**** Material provided ****

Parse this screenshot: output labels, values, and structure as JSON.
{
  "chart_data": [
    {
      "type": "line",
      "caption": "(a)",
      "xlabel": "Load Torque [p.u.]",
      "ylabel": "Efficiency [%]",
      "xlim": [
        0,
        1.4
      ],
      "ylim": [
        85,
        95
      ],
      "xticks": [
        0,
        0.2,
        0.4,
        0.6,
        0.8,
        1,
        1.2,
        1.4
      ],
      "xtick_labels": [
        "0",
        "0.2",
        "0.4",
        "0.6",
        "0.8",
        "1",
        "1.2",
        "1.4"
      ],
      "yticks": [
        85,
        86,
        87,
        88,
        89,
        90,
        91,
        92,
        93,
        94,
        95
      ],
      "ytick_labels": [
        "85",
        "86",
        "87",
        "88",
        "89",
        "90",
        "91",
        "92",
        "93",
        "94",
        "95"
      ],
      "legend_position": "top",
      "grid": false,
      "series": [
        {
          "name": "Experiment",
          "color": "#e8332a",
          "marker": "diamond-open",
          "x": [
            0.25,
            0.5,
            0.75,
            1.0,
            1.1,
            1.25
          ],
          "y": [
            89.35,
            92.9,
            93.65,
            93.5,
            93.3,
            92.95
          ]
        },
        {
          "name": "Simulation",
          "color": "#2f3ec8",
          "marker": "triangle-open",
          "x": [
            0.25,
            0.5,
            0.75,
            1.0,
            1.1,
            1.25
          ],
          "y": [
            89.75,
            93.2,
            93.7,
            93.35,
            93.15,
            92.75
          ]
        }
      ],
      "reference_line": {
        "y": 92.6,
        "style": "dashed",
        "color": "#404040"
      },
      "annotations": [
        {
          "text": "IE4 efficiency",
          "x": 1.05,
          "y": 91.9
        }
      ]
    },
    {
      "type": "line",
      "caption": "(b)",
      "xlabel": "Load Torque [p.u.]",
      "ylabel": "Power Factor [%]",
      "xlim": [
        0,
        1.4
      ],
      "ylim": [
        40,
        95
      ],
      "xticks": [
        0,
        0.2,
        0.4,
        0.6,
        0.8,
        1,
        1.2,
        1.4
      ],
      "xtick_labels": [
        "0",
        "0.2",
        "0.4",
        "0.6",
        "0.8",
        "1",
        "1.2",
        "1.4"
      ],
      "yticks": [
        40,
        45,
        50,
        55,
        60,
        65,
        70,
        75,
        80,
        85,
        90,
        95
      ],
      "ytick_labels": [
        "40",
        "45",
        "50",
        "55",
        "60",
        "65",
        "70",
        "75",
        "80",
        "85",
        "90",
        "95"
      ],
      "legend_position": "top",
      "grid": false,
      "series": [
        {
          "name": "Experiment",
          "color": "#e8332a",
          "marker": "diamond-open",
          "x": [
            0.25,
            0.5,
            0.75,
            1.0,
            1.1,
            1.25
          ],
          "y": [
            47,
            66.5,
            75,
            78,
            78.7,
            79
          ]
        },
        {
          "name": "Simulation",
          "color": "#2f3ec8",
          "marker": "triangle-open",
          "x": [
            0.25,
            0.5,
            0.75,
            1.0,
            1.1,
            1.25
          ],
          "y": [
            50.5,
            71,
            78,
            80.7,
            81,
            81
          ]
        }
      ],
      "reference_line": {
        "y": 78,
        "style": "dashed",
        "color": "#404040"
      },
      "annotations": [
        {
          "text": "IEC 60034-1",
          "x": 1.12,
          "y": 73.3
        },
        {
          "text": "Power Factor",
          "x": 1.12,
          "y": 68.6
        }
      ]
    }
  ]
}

****

*Objective*
Copy the entries above exactly, leaving none out.

*Complete output*
Parse this screenshot: output labels, values, and structure as JSON.
{
  "chart_data": [
    {
      "type": "line",
      "caption": "(a)",
      "xlabel": "Load Torque [p.u.]",
      "ylabel": "Efficiency [%]",
      "xlim": [
        0,
        1.4
      ],
      "ylim": [
        85,
        95
      ],
      "xticks": [
        0,
        0.2,
        0.4,
        0.6,
        0.8,
        1,
        1.2,
        1.4
      ],
      "xtick_labels": [
        "0",
        "0.2",
        "0.4",
        "0.6",
        "0.8",
        "1",
        "1.2",
        "1.4"
      ],
      "yticks": [
        85,
        86,
        87,
        88,
        89,
        90,
        91,
        92,
        93,
        94,
        95
      ],
      "ytick_labels": [
        "85",
        "86",
        "87",
        "88",
        "89",
        "90",
        "91",
        "92",
        "93",
        "94",
        "95"
      ],
      "legend_position": "top",
      "grid": false,
      "series": [
        {
          "name": "Experiment",
          "color": "#e8332a",
          "marker": "diamond-open",
          "x": [
            0.25,
            0.5,
            0.75,
            1.0,
            1.1,
            1.25
          ],
          "y": [
            89.35,
            92.9,
            93.65,
            93.5,
            93.3,
            92.95
          ]
        },
        {
          "name": "Simulation",
          "color": "#2f3ec8",
          "marker": "triangle-open",
          "x": [
            0.25,
            0.5,
            0.75,
            1.0,
            1.1,
            1.25
          ],
          "y": [
            89.75,
            93.2,
            93.7,
            93.35,
            93.15,
            92.75
          ]
        }
      ],
      "reference_line": {
        "y": 92.6,
        "style": "dashed",
        "color": "#404040"
      },
      "annotations": [
        {
          "text": "IE4 efficiency",
          "x": 1.05,
          "y": 91.9
        }
      ]
    },
    {
      "type": "line",
      "caption": "(b)",
      "xlabel": "Load Torque [p.u.]",
      "ylabel": "Power Factor [%]",
      "xlim": [
        0,
        1.4
      ],
      "ylim": [
        40,
        95
      ],
      "xticks": [
        0,
        0.2,
        0.4,
        0.6,
        0.8,
        1,
        1.2,
        1.4
      ],
      "xtick_labels": [
        "0",
        "0.2",
        "0.4",
        "0.6",
        "0.8",
        "1",
        "1.2",
        "1.4"
      ],
      "yticks": [
        40,
        45,
        50,
        55,
        60,
        65,
        70,
        75,
        80,
        85,
        90,
        95
      ],
      "ytick_labels": [
        "40",
        "45",
        "50",
        "55",
        "60",
        "65",
        "70",
        "75",
        "80",
        "85",
        "90",
        "95"
      ],
      "legend_position": "top",
      "grid": false,
      "series": [
        {
          "name": "Experiment",
          "color": "#e8332a",
          "marker": "diamond-open",
          "x": [
            0.25,
            0.5,
            0.75,
            1.0,
            1.1,
            1.25
          ],
          "y": [
            47,
            66.5,
            75,
            78,
            78.7,
            79
          ]
        },
        {
          "name": "Simulation",
          "color": "#2f3ec8",
          "marker": "triangle-open",
          "x": [
            0.25,
            0.5,
            0.75,
            1.0,
            1.1,
            1.25
          ],
          "y": [
            50.5,
            71,
            78,
            80.7,
            81,
            81
          ]
        }
      ],
      "reference_line": {
        "y": 78,
        "style": "dashed",
        "color": "#404040"
      },
      "annotations": [
        {
          "text": "IEC 60034-1",
          "x": 1.12,
          "y": 73.3
        },
        {
          "text": "Power Factor",
          "x": 1.12,
          "y": 68.6
        }
      ]
    }
  ]
}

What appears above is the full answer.